EXERCISE AIM: Starting with the line that has "Transcribe the text in this document." in it, repeat every line through the last one, word for word, and give nothing more.

INFORMATION PROVIDED:
____

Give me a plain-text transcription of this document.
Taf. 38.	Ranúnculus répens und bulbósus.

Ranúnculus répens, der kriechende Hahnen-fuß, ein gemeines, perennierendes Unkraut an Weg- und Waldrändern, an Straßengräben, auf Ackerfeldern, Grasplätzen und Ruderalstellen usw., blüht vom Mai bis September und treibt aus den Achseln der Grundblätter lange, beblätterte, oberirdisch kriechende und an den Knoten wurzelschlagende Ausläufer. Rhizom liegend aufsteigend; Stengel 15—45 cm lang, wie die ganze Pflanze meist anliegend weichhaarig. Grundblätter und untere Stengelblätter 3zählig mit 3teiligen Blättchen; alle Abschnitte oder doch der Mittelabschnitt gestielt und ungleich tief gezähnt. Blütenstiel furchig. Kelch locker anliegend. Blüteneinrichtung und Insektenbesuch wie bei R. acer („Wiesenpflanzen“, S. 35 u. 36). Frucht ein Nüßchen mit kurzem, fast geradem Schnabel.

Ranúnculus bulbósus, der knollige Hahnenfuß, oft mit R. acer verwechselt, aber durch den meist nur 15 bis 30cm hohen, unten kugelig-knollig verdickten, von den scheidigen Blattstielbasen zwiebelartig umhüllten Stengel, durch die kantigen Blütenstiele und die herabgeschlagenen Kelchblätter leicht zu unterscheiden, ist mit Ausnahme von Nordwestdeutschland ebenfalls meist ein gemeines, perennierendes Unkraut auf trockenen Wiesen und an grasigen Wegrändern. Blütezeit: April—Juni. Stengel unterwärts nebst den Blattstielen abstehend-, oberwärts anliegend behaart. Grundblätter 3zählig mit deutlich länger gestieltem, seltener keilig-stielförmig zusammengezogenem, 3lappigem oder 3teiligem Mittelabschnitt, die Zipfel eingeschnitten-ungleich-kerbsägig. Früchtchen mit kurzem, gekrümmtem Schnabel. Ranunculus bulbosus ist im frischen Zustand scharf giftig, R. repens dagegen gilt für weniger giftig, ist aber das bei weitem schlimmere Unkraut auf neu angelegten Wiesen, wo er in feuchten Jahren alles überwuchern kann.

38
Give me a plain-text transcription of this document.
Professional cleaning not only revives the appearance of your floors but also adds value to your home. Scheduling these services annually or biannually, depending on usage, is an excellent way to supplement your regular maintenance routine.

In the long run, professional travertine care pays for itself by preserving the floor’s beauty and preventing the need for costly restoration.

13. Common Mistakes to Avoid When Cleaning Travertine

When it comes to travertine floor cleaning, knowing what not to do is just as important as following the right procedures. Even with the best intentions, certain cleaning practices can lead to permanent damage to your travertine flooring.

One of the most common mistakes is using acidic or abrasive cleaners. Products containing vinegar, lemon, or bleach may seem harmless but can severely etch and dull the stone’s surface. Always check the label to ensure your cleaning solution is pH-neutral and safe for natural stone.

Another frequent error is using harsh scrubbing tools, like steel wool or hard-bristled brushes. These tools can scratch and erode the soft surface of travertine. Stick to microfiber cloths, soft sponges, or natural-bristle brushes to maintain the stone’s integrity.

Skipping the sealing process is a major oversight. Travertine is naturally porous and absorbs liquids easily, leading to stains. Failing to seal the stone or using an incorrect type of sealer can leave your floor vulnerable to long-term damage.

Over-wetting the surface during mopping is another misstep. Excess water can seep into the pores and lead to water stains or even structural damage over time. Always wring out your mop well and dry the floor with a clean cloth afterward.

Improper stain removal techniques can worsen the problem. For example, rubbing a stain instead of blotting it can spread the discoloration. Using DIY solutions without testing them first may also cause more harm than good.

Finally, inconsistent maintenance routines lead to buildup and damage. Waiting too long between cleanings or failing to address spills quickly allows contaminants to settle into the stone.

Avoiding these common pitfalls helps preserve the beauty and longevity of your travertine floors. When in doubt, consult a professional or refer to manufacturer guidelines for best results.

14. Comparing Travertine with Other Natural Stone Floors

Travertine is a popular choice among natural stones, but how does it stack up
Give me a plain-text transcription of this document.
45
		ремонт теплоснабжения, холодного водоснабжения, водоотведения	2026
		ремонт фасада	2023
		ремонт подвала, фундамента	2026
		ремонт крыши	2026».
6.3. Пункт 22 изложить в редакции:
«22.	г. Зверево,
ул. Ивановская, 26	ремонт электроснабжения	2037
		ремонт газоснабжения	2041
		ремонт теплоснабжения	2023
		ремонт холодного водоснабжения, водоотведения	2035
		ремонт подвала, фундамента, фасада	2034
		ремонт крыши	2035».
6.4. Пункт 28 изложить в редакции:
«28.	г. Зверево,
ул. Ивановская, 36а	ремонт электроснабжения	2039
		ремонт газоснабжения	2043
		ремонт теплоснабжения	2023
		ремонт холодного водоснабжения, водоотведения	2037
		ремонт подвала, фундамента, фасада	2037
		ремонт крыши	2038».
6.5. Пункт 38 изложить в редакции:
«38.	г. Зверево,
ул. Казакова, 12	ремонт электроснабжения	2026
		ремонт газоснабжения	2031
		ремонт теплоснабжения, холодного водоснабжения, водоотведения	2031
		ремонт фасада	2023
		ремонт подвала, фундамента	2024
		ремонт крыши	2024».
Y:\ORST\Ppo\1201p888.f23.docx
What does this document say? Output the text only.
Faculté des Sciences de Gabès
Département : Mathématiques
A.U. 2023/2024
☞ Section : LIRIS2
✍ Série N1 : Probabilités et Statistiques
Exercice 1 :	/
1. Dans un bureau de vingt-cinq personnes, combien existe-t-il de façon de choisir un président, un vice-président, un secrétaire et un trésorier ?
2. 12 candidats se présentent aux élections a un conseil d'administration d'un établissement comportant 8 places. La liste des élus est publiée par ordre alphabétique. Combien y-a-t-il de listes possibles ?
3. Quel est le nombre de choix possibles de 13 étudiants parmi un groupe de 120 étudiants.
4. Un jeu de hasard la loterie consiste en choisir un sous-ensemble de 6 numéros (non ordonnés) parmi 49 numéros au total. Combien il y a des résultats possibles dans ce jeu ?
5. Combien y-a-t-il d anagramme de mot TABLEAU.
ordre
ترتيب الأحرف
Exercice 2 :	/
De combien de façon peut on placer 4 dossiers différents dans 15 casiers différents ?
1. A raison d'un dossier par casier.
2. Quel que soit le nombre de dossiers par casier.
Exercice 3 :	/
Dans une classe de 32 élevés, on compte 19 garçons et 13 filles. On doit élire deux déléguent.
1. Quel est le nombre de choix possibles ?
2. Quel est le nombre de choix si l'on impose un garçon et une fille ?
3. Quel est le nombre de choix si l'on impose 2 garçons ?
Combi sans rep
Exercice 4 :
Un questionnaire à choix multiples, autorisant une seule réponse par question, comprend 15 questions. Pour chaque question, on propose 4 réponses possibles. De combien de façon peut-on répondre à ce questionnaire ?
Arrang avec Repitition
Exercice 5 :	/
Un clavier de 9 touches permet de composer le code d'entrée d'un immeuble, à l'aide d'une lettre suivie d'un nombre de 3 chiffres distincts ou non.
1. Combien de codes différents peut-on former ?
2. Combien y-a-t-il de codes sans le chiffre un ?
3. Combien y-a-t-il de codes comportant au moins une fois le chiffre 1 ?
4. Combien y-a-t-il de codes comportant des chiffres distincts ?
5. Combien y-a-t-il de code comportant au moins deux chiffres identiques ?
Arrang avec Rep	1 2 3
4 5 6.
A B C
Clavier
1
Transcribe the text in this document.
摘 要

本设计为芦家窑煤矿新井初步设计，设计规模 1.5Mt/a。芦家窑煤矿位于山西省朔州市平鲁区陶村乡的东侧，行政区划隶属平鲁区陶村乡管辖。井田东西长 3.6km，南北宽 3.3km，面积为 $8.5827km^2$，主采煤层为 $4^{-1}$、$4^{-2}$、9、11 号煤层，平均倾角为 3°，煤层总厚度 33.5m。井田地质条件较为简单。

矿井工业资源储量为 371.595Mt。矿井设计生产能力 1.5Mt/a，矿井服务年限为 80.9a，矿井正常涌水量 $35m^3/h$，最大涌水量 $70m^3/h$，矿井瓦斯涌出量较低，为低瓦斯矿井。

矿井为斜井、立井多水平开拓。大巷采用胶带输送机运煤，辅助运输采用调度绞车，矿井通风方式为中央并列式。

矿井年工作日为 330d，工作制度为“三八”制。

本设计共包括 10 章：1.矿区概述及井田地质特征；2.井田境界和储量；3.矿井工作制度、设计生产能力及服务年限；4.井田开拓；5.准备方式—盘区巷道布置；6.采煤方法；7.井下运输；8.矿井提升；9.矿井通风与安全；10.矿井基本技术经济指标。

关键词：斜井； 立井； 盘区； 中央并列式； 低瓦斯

____

WRITTEN SOLUTION:
Transcribe the text in this document.
摘 要

本设计为芦家窑煤矿新井初步设计，设计规模 1.5Mt/a。芦家窑煤矿位于山西省朔州市平鲁区陶村乡的东侧，行政区划隶属平鲁区陶村乡管辖。井田东西长 3.6km，南北宽 3.3km，面积为 $8.5827km^2$，主采煤层为 $4^{-1}$、$4^{-2}$、9、11 号煤层，平均倾角为 3°，煤层总厚度 33.5m。井田地质条件较为简单。

矿井工业资源储量为 371.595Mt。矿井设计生产能力 1.5Mt/a，矿井服务年限为 80.9a，矿井正常涌水量 $35m^3/h$，最大涌水量 $70m^3/h$，矿井瓦斯涌出量较低，为低瓦斯矿井。

矿井为斜井、立井多水平开拓。大巷采用胶带输送机运煤，辅助运输采用调度绞车，矿井通风方式为中央并列式。

矿井年工作日为 330d，工作制度为“三八”制。

本设计共包括 10 章：1.矿区概述及井田地质特征；2.井田境界和储量；3.矿井工作制度、设计生产能力及服务年限；4.井田开拓；5.准备方式—盘区巷道布置；6.采煤方法；7.井下运输；8.矿井提升；9.矿井通风与安全；10.矿井基本技术经济指标。

关键词：斜井； 立井； 盘区； 中央并列式； 低瓦斯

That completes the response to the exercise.